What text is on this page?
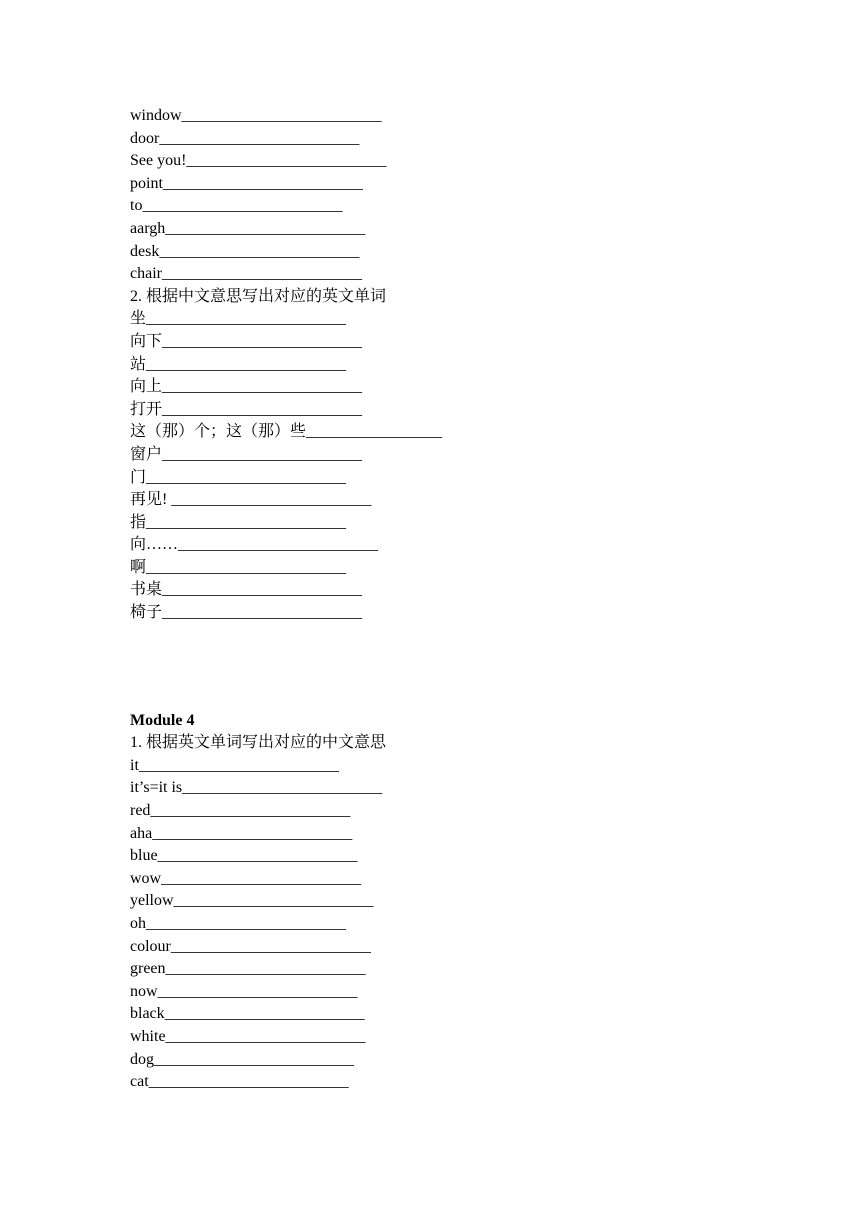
window_________________________
door_________________________
See you!_________________________
point_________________________
to_________________________
aargh_________________________
desk_________________________
chair_________________________
2. 根据中文意思写出对应的英文单词
坐_________________________
向下_________________________
站_________________________
向上_________________________
打开_________________________
这（那）个；这（那）些_________________
窗户_________________________
门_________________________
再见! _________________________
指_________________________
向……_________________________
啊_________________________
书桌_________________________
椅子_________________________
Module 4
1. 根据英文单词写出对应的中文意思
it_________________________
it’s=it is_________________________
red_________________________
aha_________________________
blue_________________________
wow_________________________
yellow_________________________
oh_________________________
colour_________________________
green_________________________
now_________________________
black_________________________
white_________________________
dog_________________________
cat_________________________
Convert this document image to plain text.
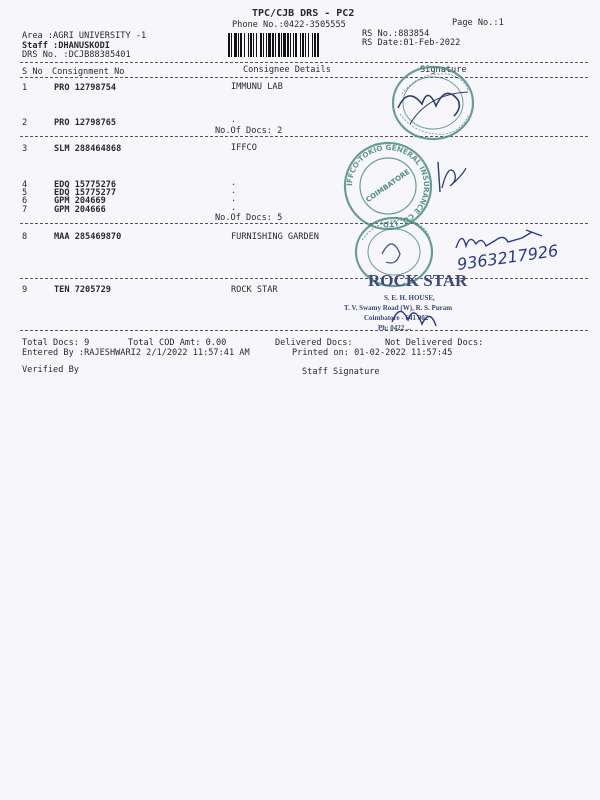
TPC/CJB DRS - PC2
Phone No.:0422-3505555	Page No.:1
Area :AGRI UNIVERSITY -1
Staff :DHANUSKODI
DRS No. :DCJB88385401
RS No.:883854
RS Date:01-Feb-2022
S No Consignment No	Consignee Details	Signature
1	PRO 12798754	IMMUNU LAB
2	PRO 12798765	.
No.Of Docs: 2
3	SLM 288464868	IFFCO
4	EDQ 15775276	.
5	EDQ 15775277	.
6	GPM 204669	.
7	GPM 204666	.
No.Of Docs: 5
8	MAA 285469870	FURNISHING GARDEN
9	TEN 7205729	ROCK STAR
Total Docs: 9	Total COD Amt: 0.00	Delivered Docs:	Not Delivered Docs:
Entered By :RAJESHWARI2 2/1/2022 11:57:41 AM	Printed on: 01-02-2022 11:57:45
Verified By	Staff Signature
IFFCO-TOKIO GENERAL INSURANCE CO. LTD.
COIMBATORE
9363217926
ROCK STAR
S. E. H. HOUSE,
T. V. Swamy Road (W), R. S. Puram
Coimbatore - 641 002
Ph: 0422 ...
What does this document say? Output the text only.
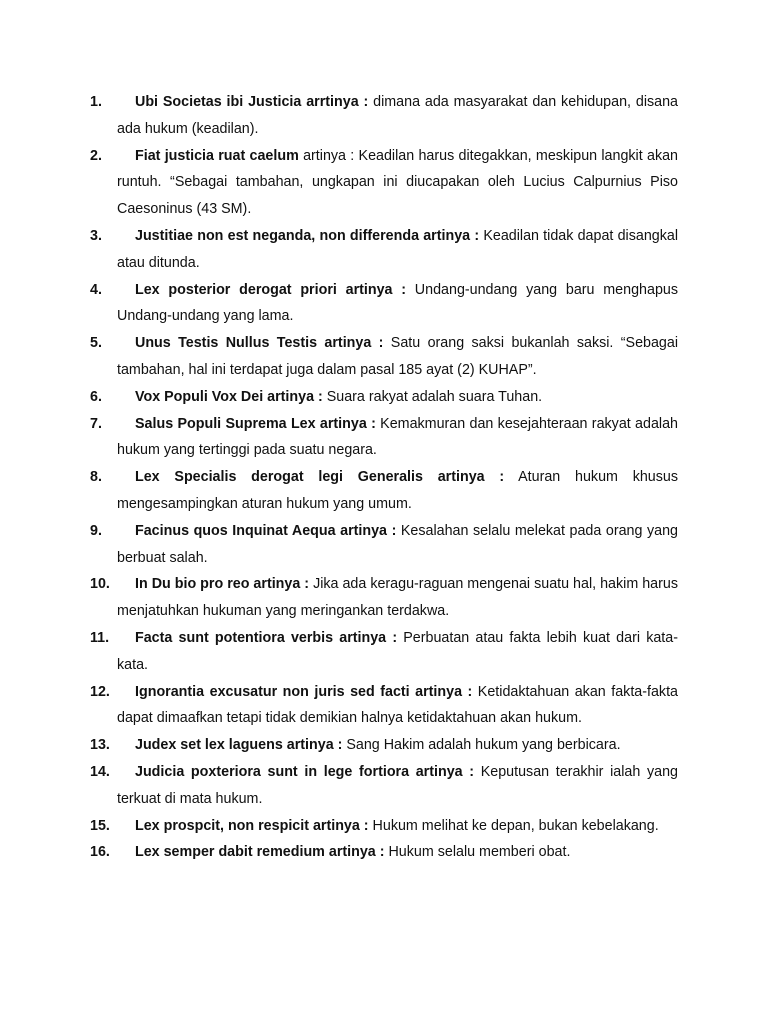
1.	Ubi Societas ibi Justicia arrtinya : dimana ada masyarakat dan kehidupan, disana ada hukum (keadilan).
2.	Fiat justicia ruat caelum artinya : Keadilan harus ditegakkan, meskipun langkit akan runtuh. “Sebagai tambahan, ungkapan ini diucapakan oleh Lucius Calpurnius Piso Caesoninus (43 SM).
3.	Justitiae non est neganda, non differenda artinya : Keadilan tidak dapat disangkal atau ditunda.
4.	Lex posterior derogat priori artinya : Undang-undang yang baru menghapus Undang-undang yang lama.
5.	Unus Testis Nullus Testis artinya : Satu orang saksi bukanlah saksi. “Sebagai tambahan, hal ini terdapat juga dalam pasal 185 ayat (2) KUHAP”.
6.	Vox Populi Vox Dei artinya : Suara rakyat adalah suara Tuhan.
7.	Salus Populi Suprema Lex artinya : Kemakmuran dan kesejahteraan rakyat adalah hukum yang tertinggi pada suatu negara.
8.	Lex Specialis derogat legi Generalis artinya : Aturan hukum khusus mengesampingkan aturan hukum yang umum.
9.	Facinus quos Inquinat Aequa artinya : Kesalahan selalu melekat pada orang yang berbuat salah.
10.	In Du bio pro reo artinya : Jika ada keragu-raguan mengenai suatu hal, hakim harus menjatuhkan hukuman yang meringankan terdakwa.
11.	Facta sunt potentiora verbis artinya : Perbuatan atau fakta lebih kuat dari kata-kata.
12.	Ignorantia excusatur non juris sed facti artinya : Ketidaktahuan akan fakta-fakta dapat dimaafkan tetapi tidak demikian halnya ketidaktahuan akan hukum.
13.	Judex set lex laguens artinya : Sang Hakim adalah hukum yang berbicara.
14.	Judicia poxteriora sunt in lege fortiora artinya : Keputusan terakhir ialah yang terkuat di mata hukum.
15.	Lex prospcit, non respicit artinya : Hukum melihat ke depan, bukan kebelakang.
16.	Lex semper dabit remedium artinya : Hukum selalu memberi obat.
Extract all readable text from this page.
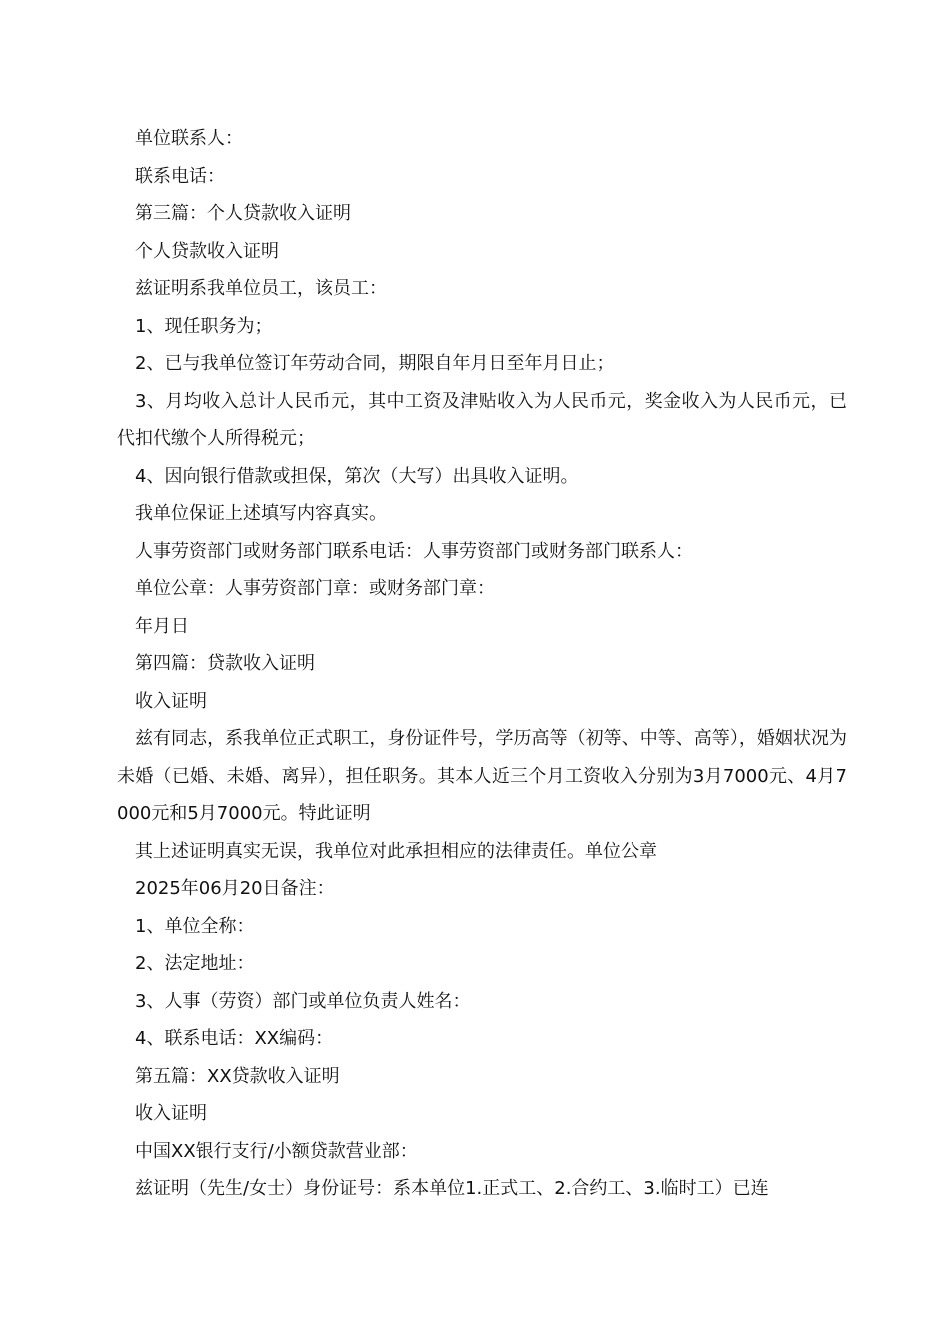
单位联系人：

联系电话：

第三篇：个人贷款收入证明

个人贷款收入证明

兹证明系我单位员工，该员工：

1、现任职务为；

2、已与我单位签订年劳动合同，期限自年月日至年月日止；

3、月均收入总计人民币元，其中工资及津贴收入为人民币元，奖金收入为人民币元，已代扣代缴个人所得税元；

4、因向银行借款或担保，第次（大写）出具收入证明。

我单位保证上述填写内容真实。

人事劳资部门或财务部门联系电话：人事劳资部门或财务部门联系人：

单位公章：人事劳资部门章：或财务部门章：

年月日

第四篇：贷款收入证明

收入证明

兹有同志，系我单位正式职工，身份证件号，学历高等（初等、中等、高等），婚姻状况为未婚（已婚、未婚、离异），担任职务。其本人近三个月工资收入分别为3月7000元、4月7000元和5月7000元。特此证明

其上述证明真实无误，我单位对此承担相应的法律责任。单位公章

2025年06月20日备注：

1、单位全称：

2、法定地址：

3、人事（劳资）部门或单位负责人姓名：

4、联系电话：XX编码：

第五篇：XX贷款收入证明

收入证明

中国XX银行支行/小额贷款营业部：

兹证明（先生/女士）身份证号：系本单位1.正式工、2.合约工、3.临时工）已连
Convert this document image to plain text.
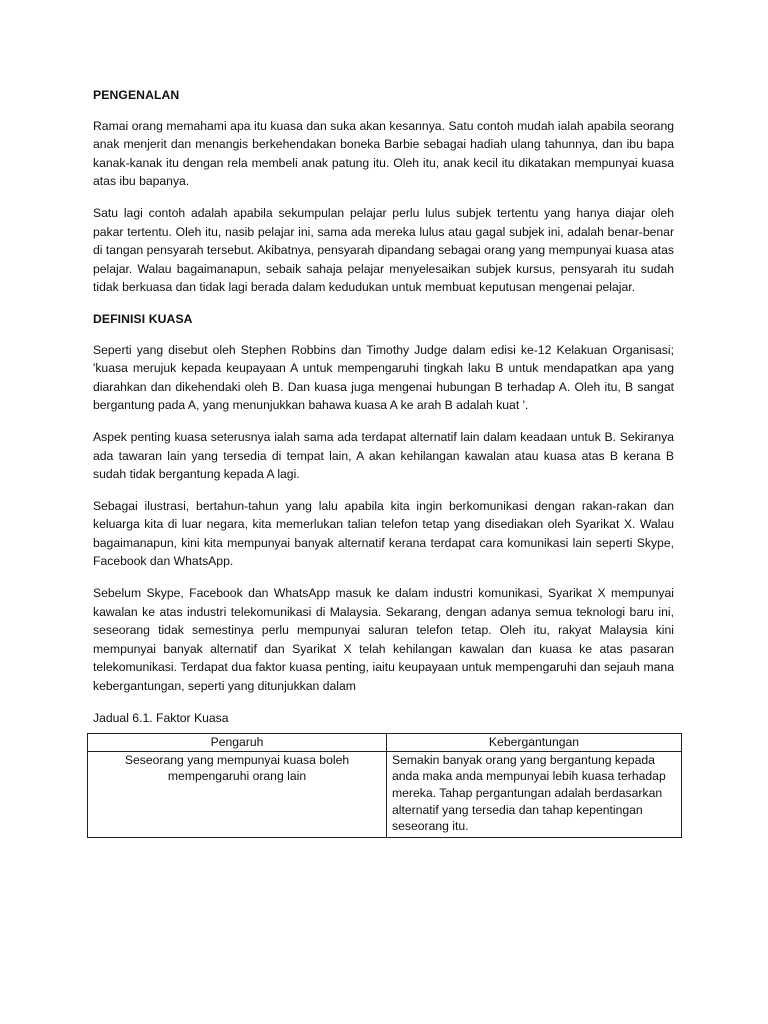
PENGENALAN

Ramai orang memahami apa itu kuasa dan suka akan kesannya. Satu contoh mudah ialah apabila seorang anak menjerit dan menangis berkehendakan boneka Barbie sebagai hadiah ulang tahunnya, dan ibu bapa kanak-kanak itu dengan rela membeli anak patung itu. Oleh itu, anak kecil itu dikatakan mempunyai kuasa atas ibu bapanya.

Satu lagi contoh adalah apabila sekumpulan pelajar perlu lulus subjek tertentu yang hanya diajar oleh pakar tertentu. Oleh itu, nasib pelajar ini, sama ada mereka lulus atau gagal subjek ini, adalah benar-benar di tangan pensyarah tersebut. Akibatnya, pensyarah dipandang sebagai orang yang mempunyai kuasa atas pelajar. Walau bagaimanapun, sebaik sahaja pelajar menyelesaikan subjek kursus, pensyarah itu sudah tidak berkuasa dan tidak lagi berada dalam kedudukan untuk membuat keputusan mengenai pelajar.

DEFINISI KUASA

Seperti yang disebut oleh Stephen Robbins dan Timothy Judge dalam edisi ke-12 Kelakuan Organisasi; 'kuasa merujuk kepada keupayaan A untuk mempengaruhi tingkah laku B untuk mendapatkan apa yang diarahkan dan dikehendaki oleh B. Dan kuasa juga mengenai hubungan B terhadap A. Oleh itu, B sangat bergantung pada A, yang menunjukkan bahawa kuasa A ke arah B adalah kuat '.

Aspek penting kuasa seterusnya ialah sama ada terdapat alternatif lain dalam keadaan untuk B. Sekiranya ada tawaran lain yang tersedia di tempat lain, A akan kehilangan kawalan atau kuasa atas B kerana B sudah tidak bergantung kepada A lagi.

Sebagai ilustrasi, bertahun-tahun yang lalu apabila kita ingin berkomunikasi dengan rakan-rakan dan keluarga kita di luar negara, kita memerlukan talian telefon tetap yang disediakan oleh Syarikat X. Walau bagaimanapun, kini kita mempunyai banyak alternatif kerana terdapat cara komunikasi lain seperti Skype, Facebook dan WhatsApp.

Sebelum Skype, Facebook dan WhatsApp masuk ke dalam industri komunikasi, Syarikat X mempunyai kawalan ke atas industri telekomunikasi di Malaysia. Sekarang, dengan adanya semua teknologi baru ini, seseorang tidak semestinya perlu mempunyai saluran telefon tetap. Oleh itu, rakyat Malaysia kini mempunyai banyak alternatif dan Syarikat X telah kehilangan kawalan dan kuasa ke atas pasaran telekomunikasi. Terdapat dua faktor kuasa penting, iaitu keupayaan untuk mempengaruhi dan sejauh mana kebergantungan, seperti yang ditunjukkan dalam

Jadual 6.1. Faktor Kuasa
Pengaruh	Kebergantungan
Seseorang yang mempunyai kuasa boleh mempengaruhi orang lain	Semakin banyak orang yang bergantung kepada anda maka anda mempunyai lebih kuasa terhadap mereka. Tahap pergantungan adalah berdasarkan alternatif yang tersedia dan tahap kepentingan seseorang itu.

◆ ◆ ◆ ◆ ◆

• **PROBLEM TO WORK ON**:
Scan the material above. Copy each line that holds the word "fakta".

• **IN RESPONSE**:
11.	Facta sunt potentiora verbis artinya : Perbuatan atau fakta lebih kuat dari kata-kata.
12.	Ignorantia excusatur non juris sed facti artinya : Ketidaktahuan akan fakta-fakta dapat dimaafkan tetapi tidak demikian halnya ketidaktahuan akan hukum.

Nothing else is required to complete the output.